Short task: Your task is to print all of the data word for word.

Records:

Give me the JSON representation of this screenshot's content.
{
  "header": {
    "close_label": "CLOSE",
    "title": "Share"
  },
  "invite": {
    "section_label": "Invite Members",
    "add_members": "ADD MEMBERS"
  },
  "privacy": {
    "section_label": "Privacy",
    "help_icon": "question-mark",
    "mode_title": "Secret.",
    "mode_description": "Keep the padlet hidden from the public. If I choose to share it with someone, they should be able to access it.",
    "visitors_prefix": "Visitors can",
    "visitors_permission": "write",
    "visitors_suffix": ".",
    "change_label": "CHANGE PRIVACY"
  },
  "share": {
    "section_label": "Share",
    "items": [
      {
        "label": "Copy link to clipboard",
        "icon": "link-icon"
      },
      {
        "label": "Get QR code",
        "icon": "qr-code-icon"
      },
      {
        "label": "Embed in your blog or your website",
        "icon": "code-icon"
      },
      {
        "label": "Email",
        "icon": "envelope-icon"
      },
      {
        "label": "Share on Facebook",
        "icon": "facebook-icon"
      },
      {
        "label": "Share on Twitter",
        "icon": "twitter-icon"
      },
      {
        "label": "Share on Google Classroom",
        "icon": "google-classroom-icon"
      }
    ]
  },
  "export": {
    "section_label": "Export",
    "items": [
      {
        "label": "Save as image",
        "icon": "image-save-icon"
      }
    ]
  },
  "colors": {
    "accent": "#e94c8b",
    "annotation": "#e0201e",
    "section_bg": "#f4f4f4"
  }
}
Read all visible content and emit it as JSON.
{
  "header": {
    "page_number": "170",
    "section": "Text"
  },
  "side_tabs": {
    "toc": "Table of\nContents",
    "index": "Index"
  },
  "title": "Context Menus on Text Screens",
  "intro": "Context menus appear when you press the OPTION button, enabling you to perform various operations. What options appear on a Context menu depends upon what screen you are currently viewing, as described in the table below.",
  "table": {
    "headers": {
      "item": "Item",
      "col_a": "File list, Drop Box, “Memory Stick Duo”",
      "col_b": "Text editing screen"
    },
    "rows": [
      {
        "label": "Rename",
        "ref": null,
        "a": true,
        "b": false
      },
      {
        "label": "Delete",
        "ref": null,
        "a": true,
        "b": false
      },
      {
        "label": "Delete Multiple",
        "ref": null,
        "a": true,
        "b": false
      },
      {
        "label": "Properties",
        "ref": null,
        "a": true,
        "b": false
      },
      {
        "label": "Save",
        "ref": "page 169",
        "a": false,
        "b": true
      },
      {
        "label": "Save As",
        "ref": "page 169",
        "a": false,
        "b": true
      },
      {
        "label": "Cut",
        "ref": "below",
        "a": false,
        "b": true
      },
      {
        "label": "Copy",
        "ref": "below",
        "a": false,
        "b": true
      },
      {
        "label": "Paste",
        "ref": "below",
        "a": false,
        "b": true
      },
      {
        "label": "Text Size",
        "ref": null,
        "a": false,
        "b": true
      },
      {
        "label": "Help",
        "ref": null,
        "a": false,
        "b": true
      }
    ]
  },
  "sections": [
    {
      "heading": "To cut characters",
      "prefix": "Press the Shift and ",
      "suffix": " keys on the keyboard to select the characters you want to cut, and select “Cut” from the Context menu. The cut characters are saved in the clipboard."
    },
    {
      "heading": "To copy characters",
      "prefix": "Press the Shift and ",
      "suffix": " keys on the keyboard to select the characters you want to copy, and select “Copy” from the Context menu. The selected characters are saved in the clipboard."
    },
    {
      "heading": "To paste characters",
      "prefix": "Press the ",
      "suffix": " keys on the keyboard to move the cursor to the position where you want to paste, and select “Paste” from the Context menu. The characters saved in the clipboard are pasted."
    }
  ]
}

Task result:
Give me the JSON representation of this screenshot's content.
{
  "header": {
    "close_label": "CLOSE",
    "title": "Share"
  },
  "invite": {
    "section_label": "Invite Members",
    "add_members": "ADD MEMBERS"
  },
  "privacy": {
    "section_label": "Privacy",
    "help_icon": "question-mark",
    "mode_title": "Secret.",
    "mode_description": "Keep the padlet hidden from the public. If I choose to share it with someone, they should be able to access it.",
    "visitors_prefix": "Visitors can",
    "visitors_permission": "write",
    "visitors_suffix": ".",
    "change_label": "CHANGE PRIVACY"
  },
  "share": {
    "section_label": "Share",
    "items": [
      {
        "label": "Copy link to clipboard",
        "icon": "link-icon"
      },
      {
        "label": "Get QR code",
        "icon": "qr-code-icon"
      },
      {
        "label": "Embed in your blog or your website",
        "icon": "code-icon"
      },
      {
        "label": "Email",
        "icon": "envelope-icon"
      },
      {
        "label": "Share on Facebook",
        "icon": "facebook-icon"
      },
      {
        "label": "Share on Twitter",
        "icon": "twitter-icon"
      },
      {
        "label": "Share on Google Classroom",
        "icon": "google-classroom-icon"
      }
    ]
  },
  "export": {
    "section_label": "Export",
    "items": [
      {
        "label": "Save as image",
        "icon": "image-save-icon"
      }
    ]
  },
  "colors": {
    "accent": "#e94c8b",
    "annotation": "#e0201e",
    "section_bg": "#f4f4f4"
  }
}
Read all visible content and emit it as JSON.
{
  "header": {
    "page_number": "170",
    "section": "Text"
  },
  "side_tabs": {
    "toc": "Table of\nContents",
    "index": "Index"
  },
  "title": "Context Menus on Text Screens",
  "intro": "Context menus appear when you press the OPTION button, enabling you to perform various operations. What options appear on a Context menu depends upon what screen you are currently viewing, as described in the table below.",
  "table": {
    "headers": {
      "item": "Item",
      "col_a": "File list, Drop Box, “Memory Stick Duo”",
      "col_b": "Text editing screen"
    },
    "rows": [
      {
        "label": "Rename",
        "ref": null,
        "a": true,
        "b": false
      },
      {
        "label": "Delete",
        "ref": null,
        "a": true,
        "b": false
      },
      {
        "label": "Delete Multiple",
        "ref": null,
        "a": true,
        "b": false
      },
      {
        "label": "Properties",
        "ref": null,
        "a": true,
        "b": false
      },
      {
        "label": "Save",
        "ref": "page 169",
        "a": false,
        "b": true
      },
      {
        "label": "Save As",
        "ref": "page 169",
        "a": false,
        "b": true
      },
      {
        "label": "Cut",
        "ref": "below",
        "a": false,
        "b": true
      },
      {
        "label": "Copy",
        "ref": "below",
        "a": false,
        "b": true
      },
      {
        "label": "Paste",
        "ref": "below",
        "a": false,
        "b": true
      },
      {
        "label": "Text Size",
        "ref": null,
        "a": false,
        "b": true
      },
      {
        "label": "Help",
        "ref": null,
        "a": false,
        "b": true
      }
    ]
  },
  "sections": [
    {
      "heading": "To cut characters",
      "prefix": "Press the Shift and ",
      "suffix": " keys on the keyboard to select the characters you want to cut, and select “Cut” from the Context menu. The cut characters are saved in the clipboard."
    },
    {
      "heading": "To copy characters",
      "prefix": "Press the Shift and ",
      "suffix": " keys on the keyboard to select the characters you want to copy, and select “Copy” from the Context menu. The selected characters are saved in the clipboard."
    },
    {
      "heading": "To paste characters",
      "prefix": "Press the ",
      "suffix": " keys on the keyboard to move the cursor to the position where you want to paste, and select “Paste” from the Context menu. The characters saved in the clipboard are pasted."
    }
  ]
}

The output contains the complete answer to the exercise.